*TEKS SUMBER*:
* * * * * * * * *

Senin, 10 November 2008

"Ih....menikah muda, primitif"


"Punya 6 anak, seperti masih peradaban primitif aja", kurang lebih itulah pernyataan teman saya saat menceritakan bahwa teman kami punya 6 orang anak. Belum cukup sampai kalimat itu, masih juga ditambahkan:"benar-benar ortodoks deh!!".

Mendengar pernyataan teman tadi, saya sengaja tak ingin balas berkomentar, baik untuk membenarkan maupun untuk menyatakan ketidaksetujuan saya. Yang ada di benak saya adalah betapa melekat dan telah merasuk sekali slogan yang digembar-gemborkan pemerintah:"dua anak cukup". Slogan ini mulai saya tahu sejak saya kecil (tentu sama dengan teman saya), dimana-mana dipasang gambar, pamflet, patung yang menggambarka seorang ibu dan bapak bergandengan tangan dengan mengapit 2 orang anak laki-laki dan perempuan, ada juga gambar 2 jari yang bertuliskan 2 anak cukup.

Setelah slogan ini dirasa belum merasuk dan belum kelihatan dampaknya,maka kemudian pemerintah menambahkan lagi dengan kata-kata;"laki-laki perempuan sama saja". Maka dalam benak saya yang masih kecil, cukup akrab dengan slogan tadi. Alhasil pola pemikiran kami seakan ikut arus yang menghasilkan pemahaman bahwa banyak anak adalah hal yang tabu, dan lebih ekstrim lagi adalah punya banyak anak adalah hal yang primitif bahkan ortodoks.

* * * * * * * * *

*DATA YANG DIBERIKAN*:
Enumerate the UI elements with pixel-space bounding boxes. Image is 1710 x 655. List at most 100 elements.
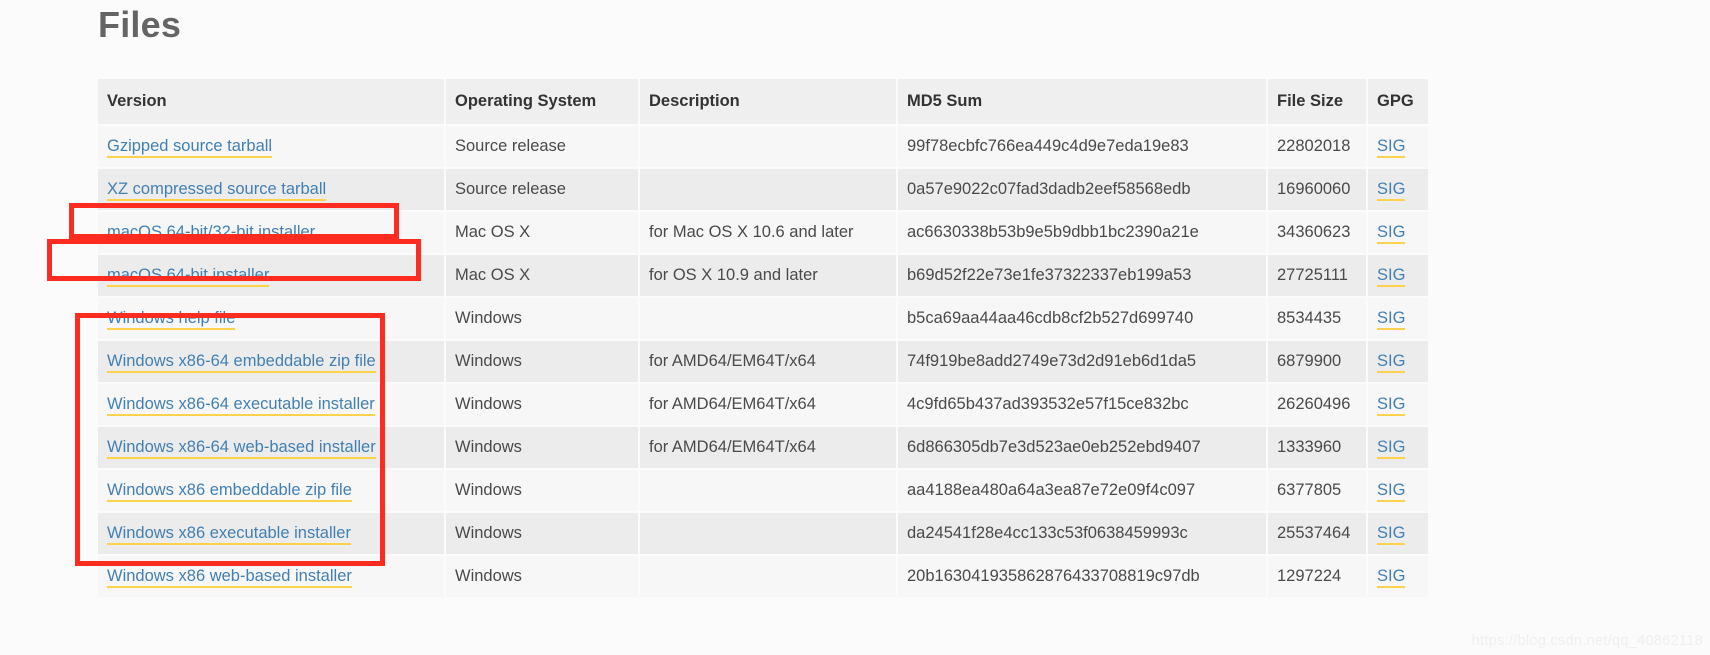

* * * * * * * * *

*PETUNJUK TUGAS*: Lanjutkan tulisan tentang slogan "dua anak cukup" dari kalimat terakhirnya.

*JAWABAN TUGAS*:
Belajar dari pengalaman tadi, kenapa pemerintah tidak mengupayakan secara sistematis dan terarah dengan melibatkan ahli-ahli komunikasi untuk mengkampanyekan menikah di usia yang matang. Ciptakan kata-kata yang mudah diingat, sebarkan pemahaman-pemahaman sedehana tentang bahaya menikah di usia muda, dll. Sehingga masyarakat menilai pernikahan di usia muda adalah yang merugikan bagi si anak dan hanya menciptakan banyak masalah kelak di kemudian hari.

Jika ini dilakukan secara baik dan benar, maka akan terbentuk suatu masyarakat yang memahami bahwa pernikahan dini adalah berbahaya. Dan kelak kita akan mendengarkan suatu pernyataan:"Ih...menikah muda, primitif"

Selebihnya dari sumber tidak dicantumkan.